Par Joseph OLINGA N.
Le 24 mars de l’année en cours, les partisans de Paul Biya célébraient les quarante ans d’existence du Rassemblement démocratique du peuple camerounais (Rdpc), dénomination choisie pour remplacer celle très personnalisée de l’Union nationale camerounaise (Unc), formation politique héritée de Ahmadou Ahidjo son créateur. Dans les rangs du parti au pouvoir depuis le 06 novembre 1982, peu de militants font le lien entre les évènements sanglants du 06 avril 1984 et le changement de dénomination de l’Unc dont le chantre du Rdpc a partiellement hérité de son prédécesseur Ahmadou Ahidjo.
Quarante ans après, le fringuant homme du Renouveau de 1982 a perdu de sa superbe. Assailli par le poids de l’âge et un statut sanitaire que l’on dit préoccupant, Paul Biya est moins voyant lors des évènements qui le célèbre. Absent de son anniversaire, le 14 février, organisé par ses lieutenants puis de la célébration de l’anniversaire du Rdpc dont il paraît à l’évidence l’alpha et l’oméga, le président passe le clair de son temps dans son village Mvomeka. Loin de l’agitation que suscite les rumeurs sur son “incapacité” à gouverner et de la guerre que se livrent les clans qui gravitent autour de lui.
Le président de retour au village ?
Le président acte-t’il méthodiquement son “retour au village” comme annoncé lors de la visite de son homologue français à Yaoundé ? Au sein du parti, personne ne peut jurer avec certitude. Même si le secrétaire général adjoint du Comité central du Rdpc, Grégoire Owona, acculé par les présomptions d’incapacité à gouverner énoncées par l’opposition et une grande partie de l’opinion a indiqué que le parti se tient prêt à affronter ses adversaires lors de la présidentielle prévue au mois d’octobre prochain, au cas où le président décide de rentrer au village.
L’incertitude au sein de l’opinion publique et, même, dans les rangs du Rassemblement démocratique du peuple camerounais est telle que, le parti est accoudé aux humeurs et à la disponibilité de l’homme Biya. Le congrès attendu depuis 2011 pourrait ne pas se tenir malgré la forte rumeur qui enfle au sein même du parti présidentiel pour appeler les instances dirigeantes au respect des textes. C’est dire que qu’aucun organe dans la structure du parti du flambeau ne veut prendre le risque de contrarier “l’homme providentiel”.
Le Rdpc au gré du fondateur
Le Comité central, illégal depuis plus d’une décennie a été précipitamment renouvelé après que quelques militants aient dénoncé l’illégalité du parti dans son ensemble. Selon les textes du Rdpc, le président national Paul Biya est depuis longtemps disqualifié faute d’adoubement statutaire. Du coup, des voix en interne n’ont de cesse d’appeler à la recherche de mécanismes permettant au parti de se remettre dans le train de la légalité.

### LISTE DES TÂCHES
A. Répondez à ces questions en vous appuyant sur l'article sur le Rdpc.
(i) À quelle date les partisans de Paul Biya ont-ils célébré les quarante ans d'existence du Rdpc ?
(ii) Dans quel village le président passe-t-il le clair de son temps ?
(iii) Depuis quelle année le congrès est-il attendu ?
B. Rédigez la suite de l'article sur le Rdpc, en reprenant juste après sa dernière phrase.
Le listing placé après l'article sur le Rdpc n'est d'aucune utilité pour ce travail.

### SEGMENT DE DONNÉES
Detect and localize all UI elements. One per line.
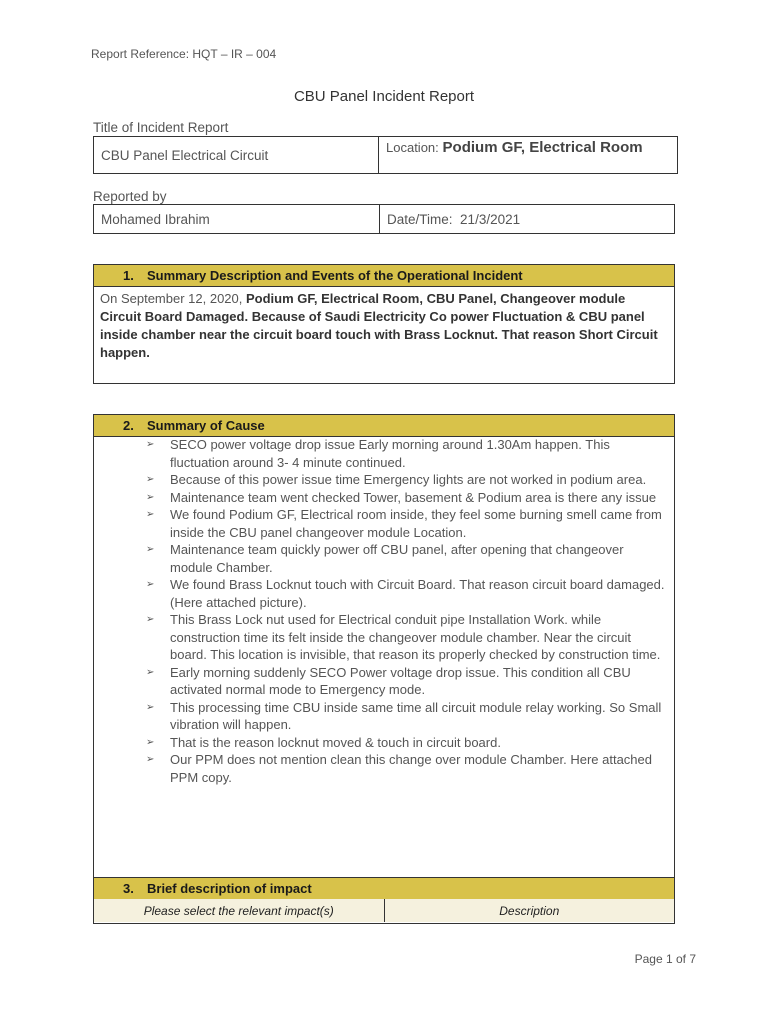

### RÉSULTATS OBTENUS
A.
(i) Le 24 mars.
(ii) À Mvomeka.
(iii) Depuis 2011.

B.
En attendant, Paul Biya va-t-il donner une portée plus officielle à sa position ? Dans le Rassemblement démocratique du peuple camerounais, difficile même pour les fortes têtes d’indiquer qui peut reprendre les rênes en cas d’absence d’un président qui l’est d’ailleurs depuis de nombreuses années. Incertitude que l’on perçoit également dans la hiérarchie institutionnelle. Eux aussi sous le poids de l’âge, le président du Sénat, Marcel Niat Njifenji et celui de l’Assemblée nationale, Cavaye Yeguie Djibril ne présente aucune assurance quant à leurs capacités à gérer tout au moins les affaires courantes, au cas où…Pas de quoi émouvoir leur camarade qui défit la clameur populaire et même les voix qui s’élèvent au sein de son parti pour réclamer un renouvellement des ressources humaines.
A 92 ans dont 42 passées à la tête de l’Etat, le deuxième président de la République du Cameroun semble peu préoccupé par la suite des événements. L’homme qui comptabilise plus de soixante années dans les hautes sphères de l’État paraît même en porte-à-faux avec l’idée de la relève tant au sein de son parti le Rdpc qu’à la tête de l’Etat.
Délit d’ambition
Les trois dernières décennies ont vu passer dans les oubliettes ceux qui parmi ses partisans et lieutenants se sont rêvés un destin présidentiel.
A défaut de “mettre à la touche” tous ceux qui ont manifesté quelques ambitions, Paul Biya nourrit le mystère autour de sa succession qui fait pourtant des émules dans la machine administrative et politique. La réalité est telle que la moindre présomption d’ambition présidentielle peut valoir à quiconque se voit en rêve une réclusion à perpétuité au nom de quelques sentences judiciaires qui convainquent difficilement au sein de l’opinion.
Guerre des clans
Dans le même temps, autour du président se sont structurés des groupes de pouvoir aux relents ethniques et tribales qui prennent du relief au fur et à mesure que l’on se rapproche de l’échéance présidentielle.
Le président sait pourtant qu’il ne bénéficie pas de la mansuétude des chancelleries occidentales desquelles il semblait tenir jusqu’ici.
Le président sait aussi que, à force de s’accorder sur “ses partenaires internationaux”, il ne peut réellement compter sur ses lieutenants qui, pour la plupart, n’attendent que la glissade fatidique pour sortir leurs griffes.
Quarante ans après le coup d’État manqué, dont nombreux parmi ses proches, témoignent qu’il a structurer son mode de gouvernance, le président peut-il ignorer que le temps ne lui est pas un acquis permanent? Paul Biya occulte-t-il volontairement le
plurielles ?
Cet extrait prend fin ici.